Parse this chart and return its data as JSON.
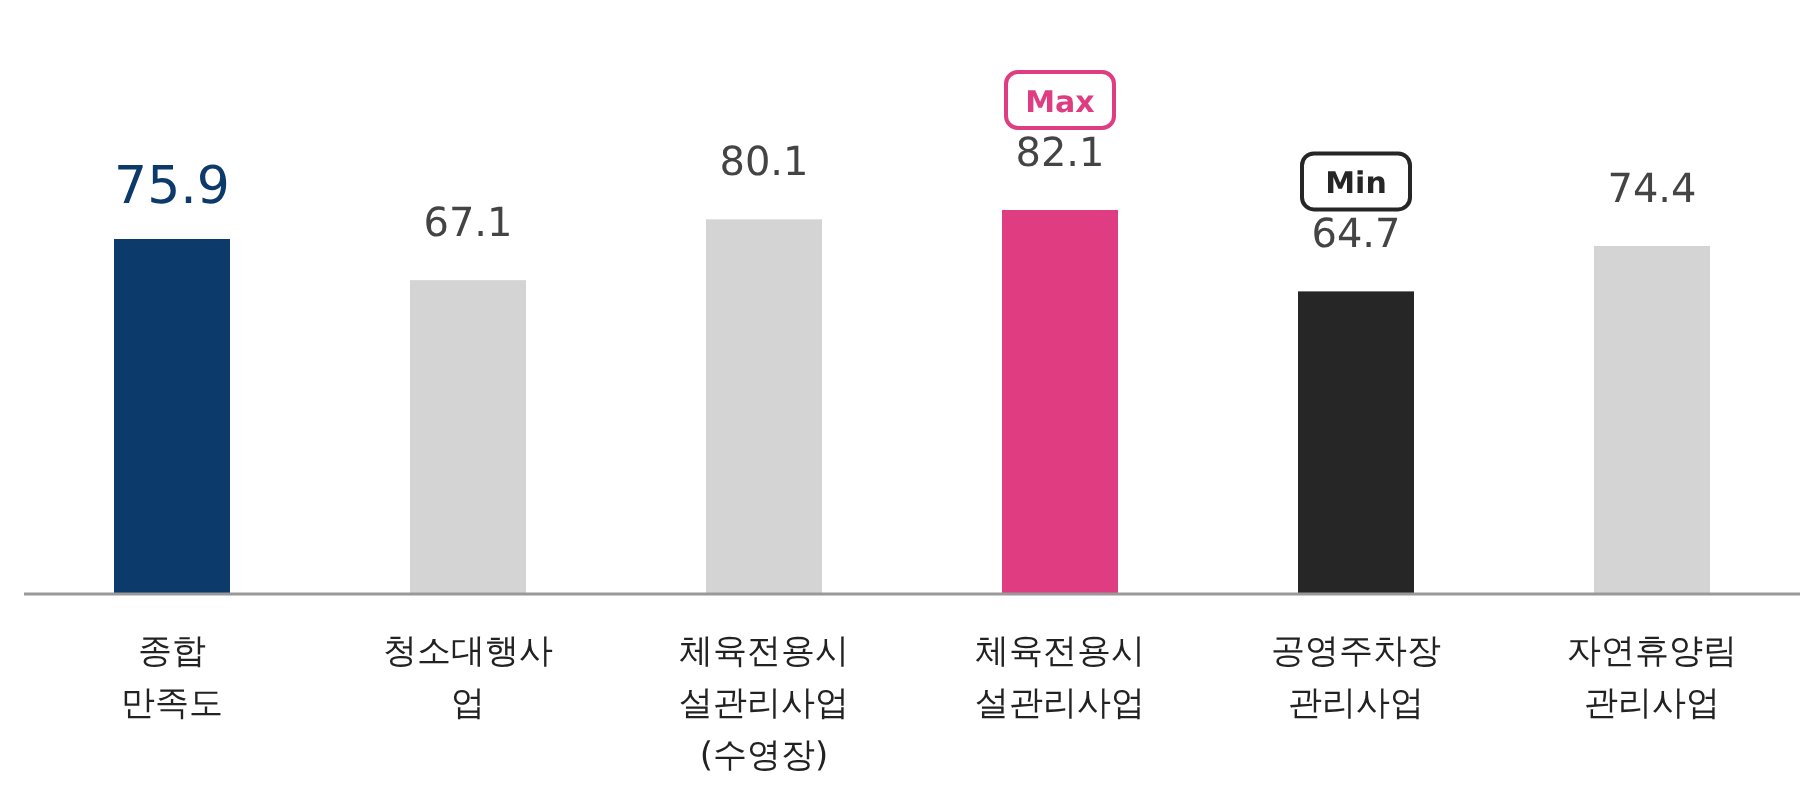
{
  "chart_data": {
    "type": "bar",
    "categories": [
      "종합\n만족도",
      "청소대행사\n업",
      "체육전용시\n설관리사업\n(수영장)",
      "체육전용시\n설관리사업",
      "공영주차장\n관리사업",
      "자연휴양림\n관리사업"
    ],
    "values": [
      75.9,
      67.1,
      80.1,
      82.1,
      64.7,
      74.4
    ],
    "colors": [
      "#0b3a6b",
      "#d4d4d4",
      "#d4d4d4",
      "#e03c82",
      "#262626",
      "#d4d4d4"
    ],
    "data_labels": true,
    "annotations": [
      "Max",
      "Min"
    ]
  }
}
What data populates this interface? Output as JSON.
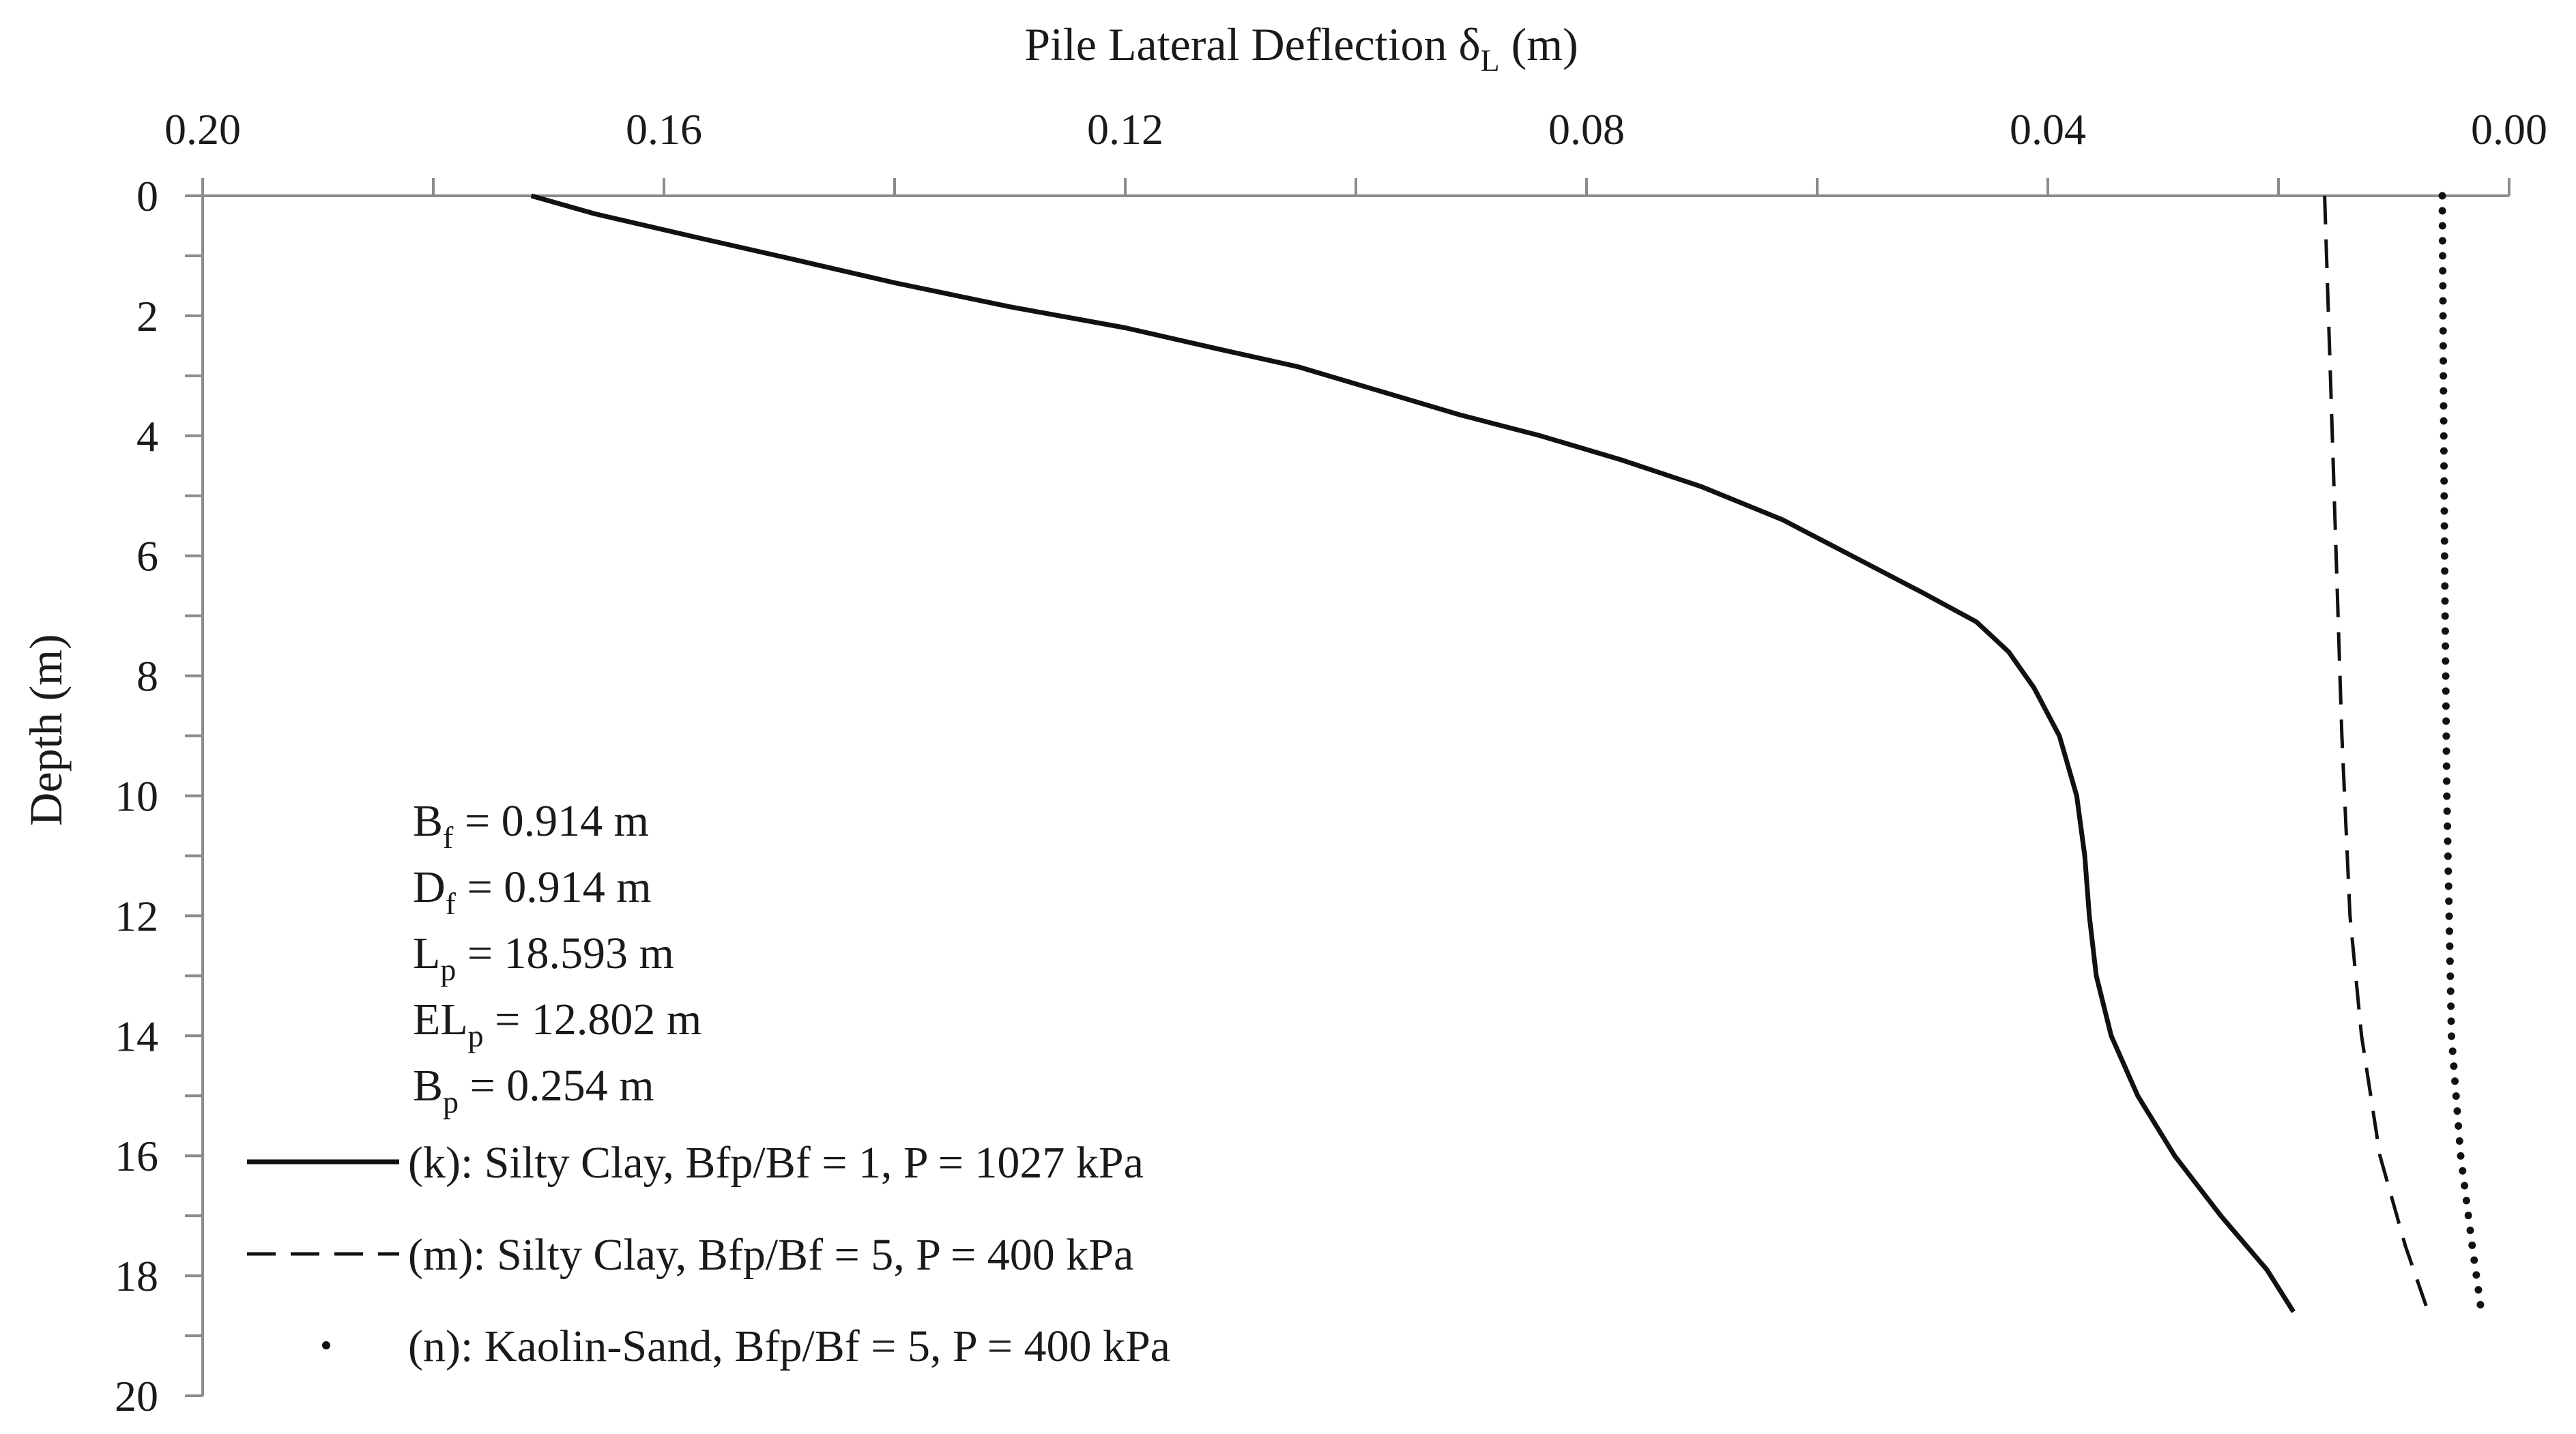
{
  "chart_data": {
    "type": "line",
    "title": "",
    "xlabel_main": "Pile Lateral Deflection δ",
    "xlabel_sub": "L",
    "xlabel_unit": " (m)",
    "ylabel": "Depth (m)",
    "xlim": [
      0.2,
      0.0
    ],
    "ylim": [
      0,
      20
    ],
    "x_ticks": [
      0.2,
      0.16,
      0.12,
      0.08,
      0.04,
      0.0
    ],
    "x_tick_labels": [
      "0.20",
      "0.16",
      "0.12",
      "0.08",
      "0.04",
      "0.00"
    ],
    "y_ticks": [
      0,
      2,
      4,
      6,
      8,
      10,
      12,
      14,
      16,
      18,
      20
    ],
    "y_tick_labels": [
      "0",
      "2",
      "4",
      "6",
      "8",
      "10",
      "12",
      "14",
      "16",
      "18",
      "20"
    ],
    "series": [
      {
        "name": "(k): Silty Clay, Bfp/Bf = 1, P = 1027  kPa",
        "style": "solid",
        "points": [
          [
            0.1715,
            0.0
          ],
          [
            0.166,
            0.3
          ],
          [
            0.157,
            0.7
          ],
          [
            0.149,
            1.05
          ],
          [
            0.14,
            1.45
          ],
          [
            0.13,
            1.85
          ],
          [
            0.12,
            2.2
          ],
          [
            0.112,
            2.55
          ],
          [
            0.105,
            2.85
          ],
          [
            0.098,
            3.25
          ],
          [
            0.091,
            3.65
          ],
          [
            0.084,
            4.0
          ],
          [
            0.077,
            4.4
          ],
          [
            0.07,
            4.85
          ],
          [
            0.063,
            5.4
          ],
          [
            0.057,
            6.0
          ],
          [
            0.051,
            6.6
          ],
          [
            0.0462,
            7.1
          ],
          [
            0.0434,
            7.6
          ],
          [
            0.0412,
            8.2
          ],
          [
            0.039,
            9.0
          ],
          [
            0.0375,
            10.0
          ],
          [
            0.0368,
            11.0
          ],
          [
            0.0364,
            12.0
          ],
          [
            0.0358,
            13.0
          ],
          [
            0.0345,
            14.0
          ],
          [
            0.0322,
            15.0
          ],
          [
            0.029,
            16.0
          ],
          [
            0.025,
            17.0
          ],
          [
            0.021,
            17.9
          ],
          [
            0.0187,
            18.6
          ]
        ]
      },
      {
        "name": "(m): Silty Clay, Bfp/Bf = 5, P = 400 kPa",
        "style": "dashed",
        "points": [
          [
            0.016,
            0.0
          ],
          [
            0.0155,
            3.0
          ],
          [
            0.015,
            6.0
          ],
          [
            0.0145,
            9.0
          ],
          [
            0.0138,
            12.0
          ],
          [
            0.0128,
            14.0
          ],
          [
            0.0112,
            16.0
          ],
          [
            0.009,
            17.5
          ],
          [
            0.0072,
            18.5
          ]
        ]
      },
      {
        "name": "(n): Kaolin-Sand, Bfp/Bf = 5, P = 400 kPa",
        "style": "dotted",
        "points": [
          [
            0.0058,
            0.0
          ],
          [
            0.0056,
            6.0
          ],
          [
            0.0054,
            10.0
          ],
          [
            0.005,
            14.0
          ],
          [
            0.0042,
            16.0
          ],
          [
            0.0032,
            17.5
          ],
          [
            0.0024,
            18.6
          ]
        ]
      }
    ],
    "annotations": [
      {
        "main": "B",
        "sub": "f",
        "rest": "  = 0.914 m"
      },
      {
        "main": "D",
        "sub": "f",
        "rest": "  = 0.914 m"
      },
      {
        "main": "L",
        "sub": "p",
        "rest": " = 18.593 m"
      },
      {
        "main": "EL",
        "sub": "p",
        "rest": " = 12.802 m"
      },
      {
        "main": "B",
        "sub": "p",
        "rest": " = 0.254 m"
      }
    ],
    "grid": false,
    "legend_position": "bottom-left"
  }
}
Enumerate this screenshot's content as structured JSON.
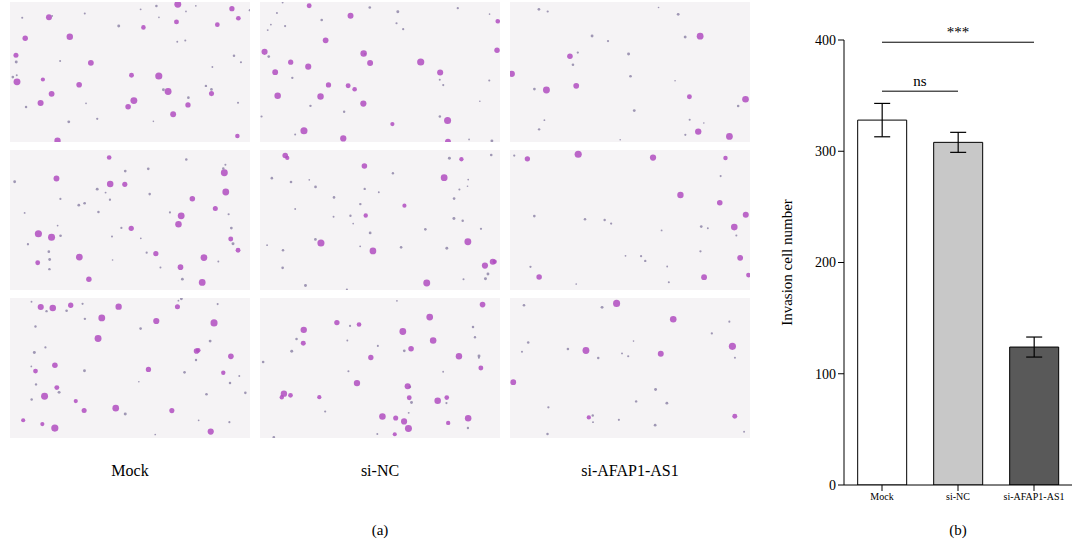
{
  "images": {
    "label": "(a)",
    "columns": [
      "Mock",
      "si-NC",
      "si-AFAP1-AS1"
    ],
    "rows": 3
  },
  "chart_data": {
    "type": "bar",
    "label": "(b)",
    "categories": [
      "Mock",
      "si-NC",
      "si-AFAP1-AS1"
    ],
    "values": [
      328,
      308,
      124
    ],
    "errors": [
      15,
      9,
      9
    ],
    "colors": [
      "#ffffff",
      "#c8c8c8",
      "#595959"
    ],
    "ylabel": "Invasion cell number",
    "ylim": [
      0,
      400
    ],
    "yticks": [
      0,
      100,
      200,
      300,
      400
    ],
    "annotations": [
      {
        "text": "ns",
        "from": "Mock",
        "to": "si-NC"
      },
      {
        "text": "***",
        "from": "Mock",
        "to": "si-AFAP1-AS1"
      }
    ]
  }
}
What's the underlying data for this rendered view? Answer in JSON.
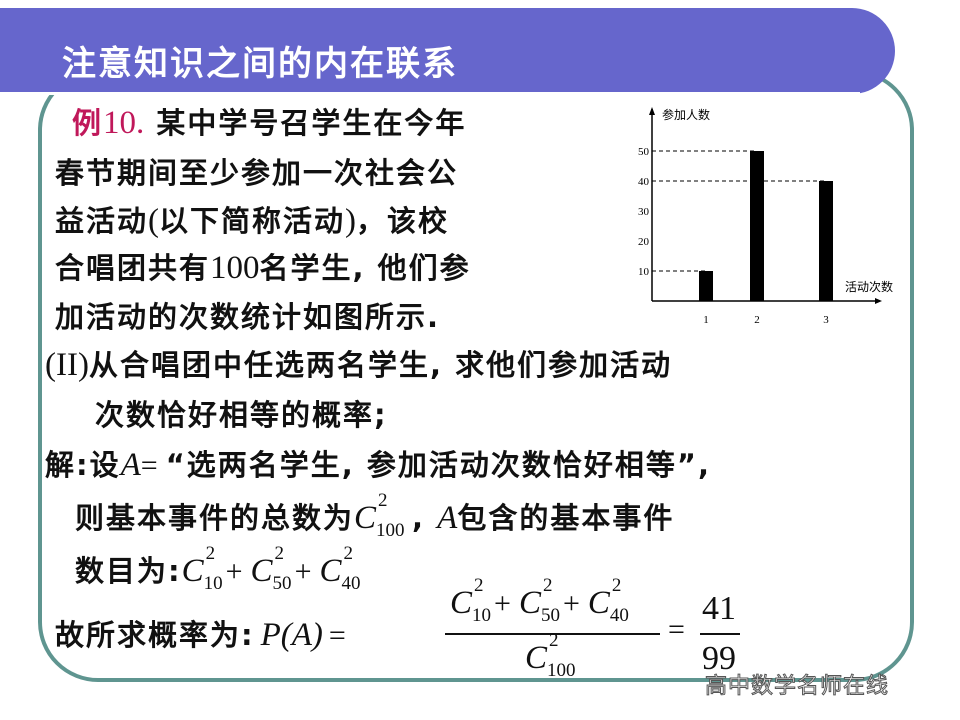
{
  "header": {
    "title": "注意知识之间的内在联系"
  },
  "problem": {
    "label_char": "例",
    "label_num": "10.",
    "lines": [
      "某中学号召学生在今年",
      "春节期间至少参加一次社会公",
      "益活动",
      "以下简称活动",
      "，该校",
      "合唱团共有",
      "100",
      "名学生, 他们参",
      "加活动的次数统计如图所示."
    ],
    "part_label": "II",
    "part_q1": "从合唱团中任选两名学生, 求他们参加活动",
    "part_q2": "次数恰好相等的概率;"
  },
  "solution": {
    "jie": "解",
    "line1_a": ":设",
    "event": "A",
    "eq": "=",
    "line1_b": "“选两名学生, 参加活动次数恰好相等”,",
    "line2_a": "则基本事件的总数为",
    "line2_b": ", ",
    "line2_c": "包含的基本事件",
    "line3_a": "数目为:",
    "line4_a": "故所求概率为:",
    "p_expr": "P(A)",
    "plus": "+",
    "result_num": "41",
    "result_den": "99",
    "comb": {
      "C": "C",
      "k": "2",
      "n100": "100",
      "n10": "10",
      "n50": "50",
      "n40": "40"
    }
  },
  "chart_data": {
    "type": "bar",
    "ylabel": "参加人数",
    "xlabel": "活动次数",
    "categories": [
      "1",
      "2",
      "3"
    ],
    "values": [
      10,
      50,
      40
    ],
    "yticks": [
      10,
      20,
      30,
      40,
      50
    ],
    "ylim": [
      0,
      60
    ],
    "dashed_reference_lines": [
      10,
      40,
      50
    ],
    "grid": false,
    "bar_color": "#000000"
  },
  "watermark": "高中数学名师在线",
  "colors": {
    "band": "#6666cc",
    "frame": "#5f9590",
    "accent": "#c0185a"
  }
}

▸ Exercise aim
Write out every line of the preceding listing that contains "name".

▸ Output of the task
        "name": "(k): Silty Clay, Bfp/Bf = 1, P = 1027  kPa",
        "name": "(m): Silty Clay, Bfp/Bf = 5, P = 400 kPa",
        "name": "(n): Kaolin-Sand, Bfp/Bf = 5, P = 400 kPa",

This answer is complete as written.